WHAT IS BEING ASKED =
Copy all entries without alteration and skip the pictures they hold.

DATA FOR THIS EXERCISE =
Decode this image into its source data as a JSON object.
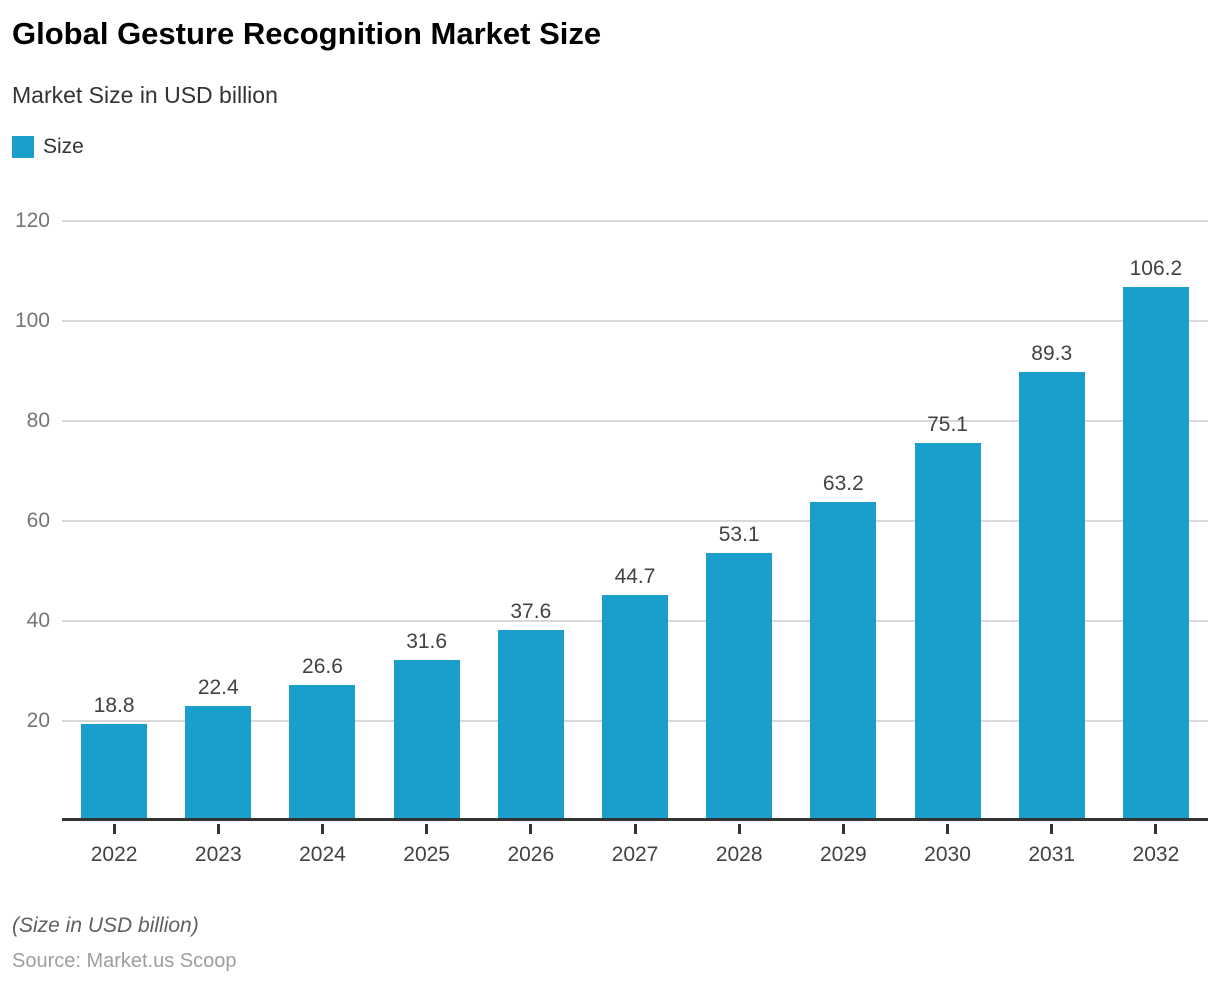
{
  "header": {
    "title": "Global Gesture Recognition Market Size",
    "subtitle": "Market Size in USD billion",
    "legend": {
      "label": "Size",
      "color": "#1A9FCD"
    }
  },
  "chart_data": {
    "type": "bar",
    "title": "Global Gesture Recognition Market Size",
    "subtitle": "Market Size in USD billion",
    "categories": [
      "2022",
      "2023",
      "2024",
      "2025",
      "2026",
      "2027",
      "2028",
      "2029",
      "2030",
      "2031",
      "2032"
    ],
    "series": [
      {
        "name": "Size",
        "values": [
          18.8,
          22.4,
          26.6,
          31.6,
          37.6,
          44.7,
          53.1,
          63.2,
          75.1,
          89.3,
          106.2
        ]
      }
    ],
    "xlabel": "",
    "ylabel": "",
    "ylim": [
      0,
      120
    ],
    "yticks": [
      20,
      40,
      60,
      80,
      100,
      120
    ],
    "grid": true,
    "legend_position": "top-left",
    "bar_color": "#1A9FCD",
    "value_labels_shown": true
  },
  "footer": {
    "note": "(Size in USD billion)",
    "source": "Source: Market.us Scoop"
  },
  "colors": {
    "bar": "#1A9FCD",
    "gridline": "#d9d9d9",
    "axis": "#333333",
    "y_tick_text": "#757575",
    "x_tick_text": "#424242",
    "value_text": "#424242"
  }
}
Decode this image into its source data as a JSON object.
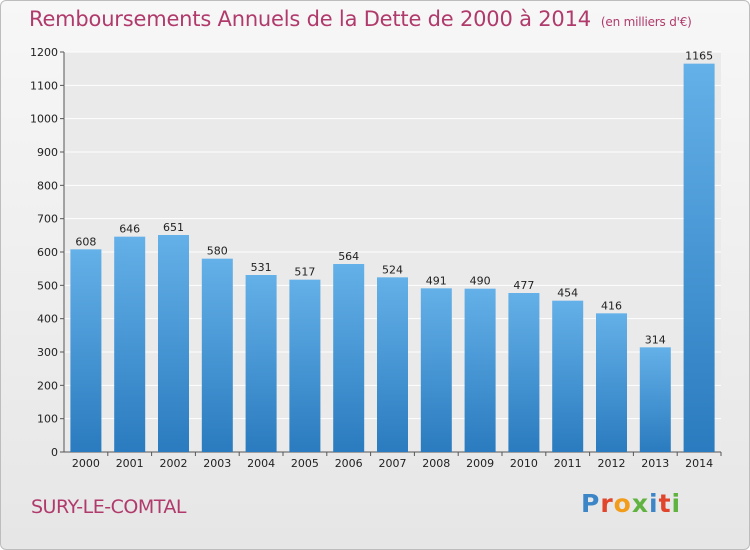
{
  "title": "Remboursements Annuels de la Dette de 2000 à 2014",
  "unit": "(en milliers d'€)",
  "commune": "SURY-LE-COMTAL",
  "logo": "Proxiti",
  "colors": {
    "bar_top": "#64b0e8",
    "bar_bottom": "#2a7bbf",
    "title": "#b03a6b",
    "logo": [
      "#3c86c8",
      "#e1462c",
      "#f29c1c",
      "#61b33f",
      "#3c86c8",
      "#e1462c",
      "#61b33f"
    ]
  },
  "chart_data": {
    "type": "bar",
    "title": "Remboursements Annuels de la Dette de 2000 à 2014",
    "categories": [
      "2000",
      "2001",
      "2002",
      "2003",
      "2004",
      "2005",
      "2006",
      "2007",
      "2008",
      "2009",
      "2010",
      "2011",
      "2012",
      "2013",
      "2014"
    ],
    "values": [
      608,
      646,
      651,
      580,
      531,
      517,
      564,
      524,
      491,
      490,
      477,
      454,
      416,
      314,
      1165
    ],
    "ylim": [
      0,
      1200
    ],
    "yticks": [
      0,
      100,
      200,
      300,
      400,
      500,
      600,
      700,
      800,
      900,
      1000,
      1100,
      1200
    ],
    "grid": true
  }
}
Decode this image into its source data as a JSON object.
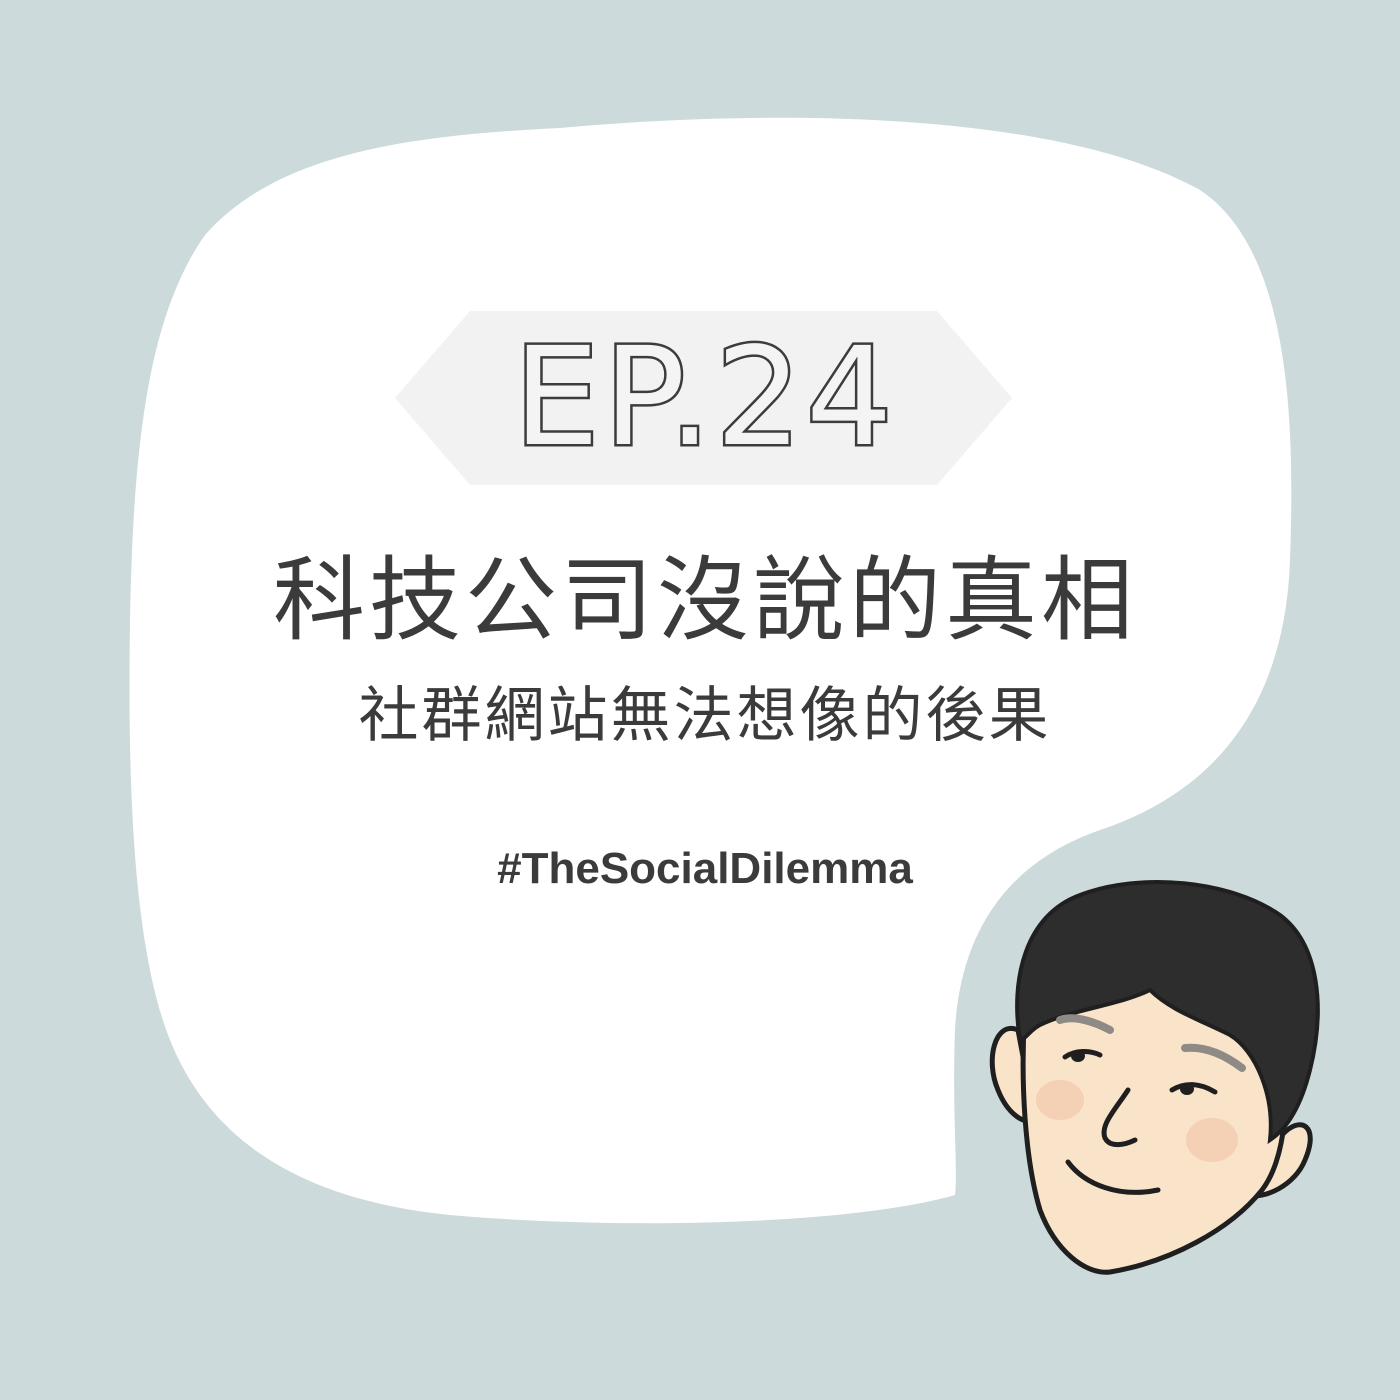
{
  "episode": {
    "label": "EP.24"
  },
  "title": {
    "main": "科技公司沒說的真相",
    "subtitle": "社群網站無法想像的後果"
  },
  "hashtag": "#TheSocialDilemma",
  "colors": {
    "background": "#cddadb",
    "bubble": "#ffffff",
    "badge": "#f2f2f2",
    "text": "#3b3b3b",
    "skin": "#f9e3c9",
    "hair": "#2d2d2d",
    "blush": "#f3cdb0"
  },
  "icons": {
    "avatar": "cartoon-man-face-icon"
  }
}
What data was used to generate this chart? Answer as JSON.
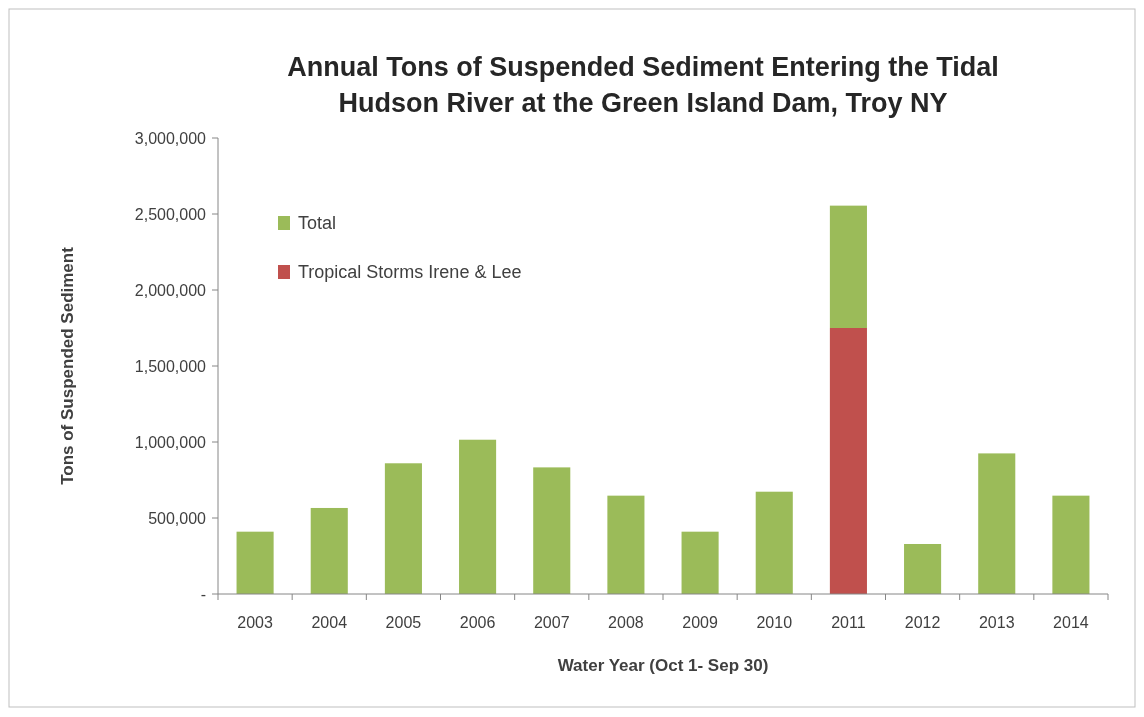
{
  "chart_data": {
    "type": "bar",
    "title": "Annual Tons of Suspended Sediment Entering the Tidal Hudson River at the Green Island Dam, Troy NY",
    "xlabel": "Water Year (Oct 1- Sep 30)",
    "ylabel": "Tons of Suspended Sediment",
    "categories": [
      "2003",
      "2004",
      "2005",
      "2006",
      "2007",
      "2008",
      "2009",
      "2010",
      "2011",
      "2012",
      "2013",
      "2014"
    ],
    "stacked": true,
    "series": [
      {
        "name": "Tropical Storms Irene & Lee",
        "color": "#c0504d",
        "values": [
          null,
          null,
          null,
          null,
          null,
          null,
          null,
          null,
          1750000,
          null,
          null,
          null
        ]
      },
      {
        "name": "Total",
        "color": "#9bbb59",
        "values": [
          410000,
          566000,
          860000,
          1015000,
          833000,
          647000,
          410000,
          673000,
          805000,
          329000,
          925000,
          647000
        ]
      }
    ],
    "ylim": [
      0,
      3000000
    ],
    "yticks": [
      {
        "value": 0,
        "label": "-"
      },
      {
        "value": 500000,
        "label": "500,000"
      },
      {
        "value": 1000000,
        "label": "1,000,000"
      },
      {
        "value": 1500000,
        "label": "1,500,000"
      },
      {
        "value": 2000000,
        "label": "2,000,000"
      },
      {
        "value": 2500000,
        "label": "2,500,000"
      },
      {
        "value": 3000000,
        "label": "3,000,000"
      }
    ],
    "legend": "top left"
  }
}
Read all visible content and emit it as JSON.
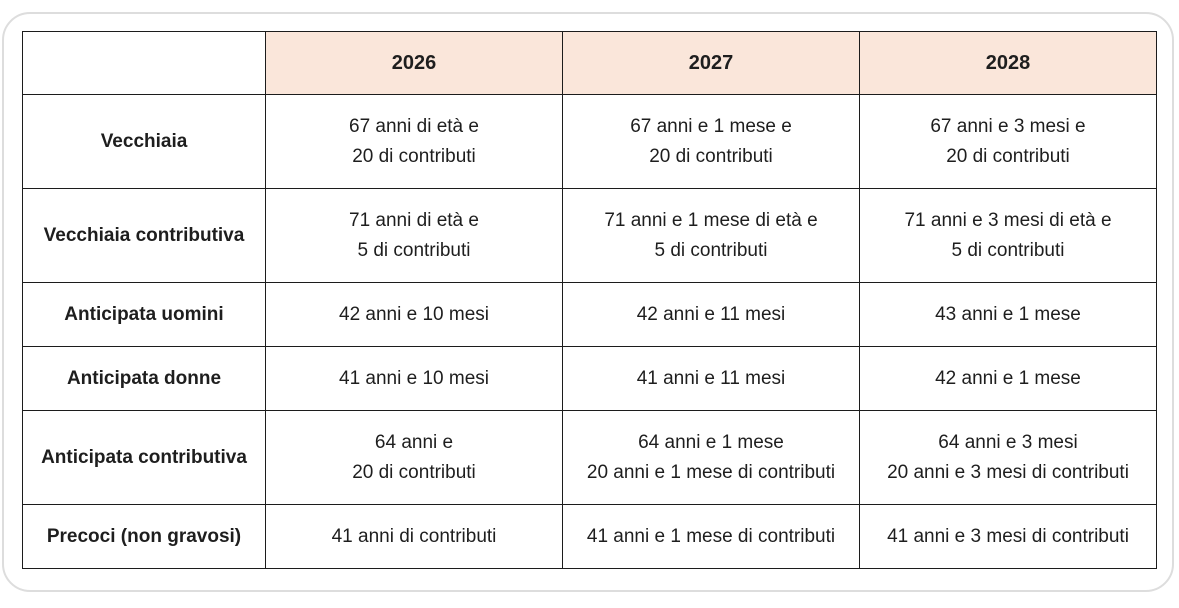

EXERCISE OUTPUT =
Decode this image into its source data as a JSON object.
{
  "header": {
    "title": "Global Gesture Recognition Market Size",
    "subtitle": "Market Size in USD billion",
    "legend": {
      "label": "Size",
      "color": "#1A9FCD"
    }
  },
  "chart_data": {
    "type": "bar",
    "title": "Global Gesture Recognition Market Size",
    "subtitle": "Market Size in USD billion",
    "categories": [
      "2022",
      "2023",
      "2024",
      "2025",
      "2026",
      "2027",
      "2028",
      "2029",
      "2030",
      "2031",
      "2032"
    ],
    "series": [
      {
        "name": "Size",
        "values": [
          18.8,
          22.4,
          26.6,
          31.6,
          37.6,
          44.7,
          53.1,
          63.2,
          75.1,
          89.3,
          106.2
        ]
      }
    ],
    "xlabel": "",
    "ylabel": "",
    "ylim": [
      0,
      120
    ],
    "yticks": [
      20,
      40,
      60,
      80,
      100,
      120
    ],
    "grid": true,
    "legend_position": "top-left",
    "bar_color": "#1A9FCD",
    "value_labels_shown": true
  },
  "footer": {
    "note": "(Size in USD billion)",
    "source": "Source: Market.us Scoop"
  },
  "colors": {
    "bar": "#1A9FCD",
    "gridline": "#d9d9d9",
    "axis": "#333333",
    "y_tick_text": "#757575",
    "x_tick_text": "#424242",
    "value_text": "#424242"
  }
}
Decode this image into its source data as a JSON object.
{
  "title": "Remboursements Annuels de la Dette de 2000 à 2014",
  "unit": "(en milliers d'€)",
  "commune": "SURY-LE-COMTAL",
  "logo": "Proxiti",
  "colors": {
    "bar_top": "#64b0e8",
    "bar_bottom": "#2a7bbf",
    "title": "#b03a6b",
    "logo": [
      "#3c86c8",
      "#e1462c",
      "#f29c1c",
      "#61b33f",
      "#3c86c8",
      "#e1462c",
      "#61b33f"
    ]
  },
  "chart_data": {
    "type": "bar",
    "title": "Remboursements Annuels de la Dette de 2000 à 2014",
    "categories": [
      "2000",
      "2001",
      "2002",
      "2003",
      "2004",
      "2005",
      "2006",
      "2007",
      "2008",
      "2009",
      "2010",
      "2011",
      "2012",
      "2013",
      "2014"
    ],
    "values": [
      608,
      646,
      651,
      580,
      531,
      517,
      564,
      524,
      491,
      490,
      477,
      454,
      416,
      314,
      1165
    ],
    "ylim": [
      0,
      1200
    ],
    "yticks": [
      0,
      100,
      200,
      300,
      400,
      500,
      600,
      700,
      800,
      900,
      1000,
      1100,
      1200
    ],
    "grid": true
  }
}
Decode this image into its source data as a JSON object.
{
  "episode": {
    "label": "EP.24"
  },
  "title": {
    "main": "科技公司沒說的真相",
    "subtitle": "社群網站無法想像的後果"
  },
  "hashtag": "#TheSocialDilemma",
  "colors": {
    "background": "#cddadb",
    "bubble": "#ffffff",
    "badge": "#f2f2f2",
    "text": "#3b3b3b",
    "skin": "#f9e3c9",
    "hair": "#2d2d2d",
    "blush": "#f3cdb0"
  },
  "icons": {
    "avatar": "cartoon-man-face-icon"
  }
}
What data was used to generate this chart? Answer as JSON.
{
  "chart_data": {
    "type": "bar",
    "title": "Annual Tons of Suspended Sediment Entering the Tidal Hudson River at the Green Island Dam, Troy NY",
    "xlabel": "Water Year (Oct 1- Sep 30)",
    "ylabel": "Tons of Suspended Sediment",
    "categories": [
      "2003",
      "2004",
      "2005",
      "2006",
      "2007",
      "2008",
      "2009",
      "2010",
      "2011",
      "2012",
      "2013",
      "2014"
    ],
    "stacked": true,
    "series": [
      {
        "name": "Tropical Storms Irene & Lee",
        "color": "#c0504d",
        "values": [
          null,
          null,
          null,
          null,
          null,
          null,
          null,
          null,
          1750000,
          null,
          null,
          null
        ]
      },
      {
        "name": "Total",
        "color": "#9bbb59",
        "values": [
          410000,
          566000,
          860000,
          1015000,
          833000,
          647000,
          410000,
          673000,
          805000,
          329000,
          925000,
          647000
        ]
      }
    ],
    "ylim": [
      0,
      3000000
    ],
    "yticks": [
      {
        "value": 0,
        "label": "-"
      },
      {
        "value": 500000,
        "label": "500,000"
      },
      {
        "value": 1000000,
        "label": "1,000,000"
      },
      {
        "value": 1500000,
        "label": "1,500,000"
      },
      {
        "value": 2000000,
        "label": "2,000,000"
      },
      {
        "value": 2500000,
        "label": "2,500,000"
      },
      {
        "value": 3000000,
        "label": "3,000,000"
      }
    ],
    "legend": "top left"
  }
}
Read all visible content and emit it as JSON.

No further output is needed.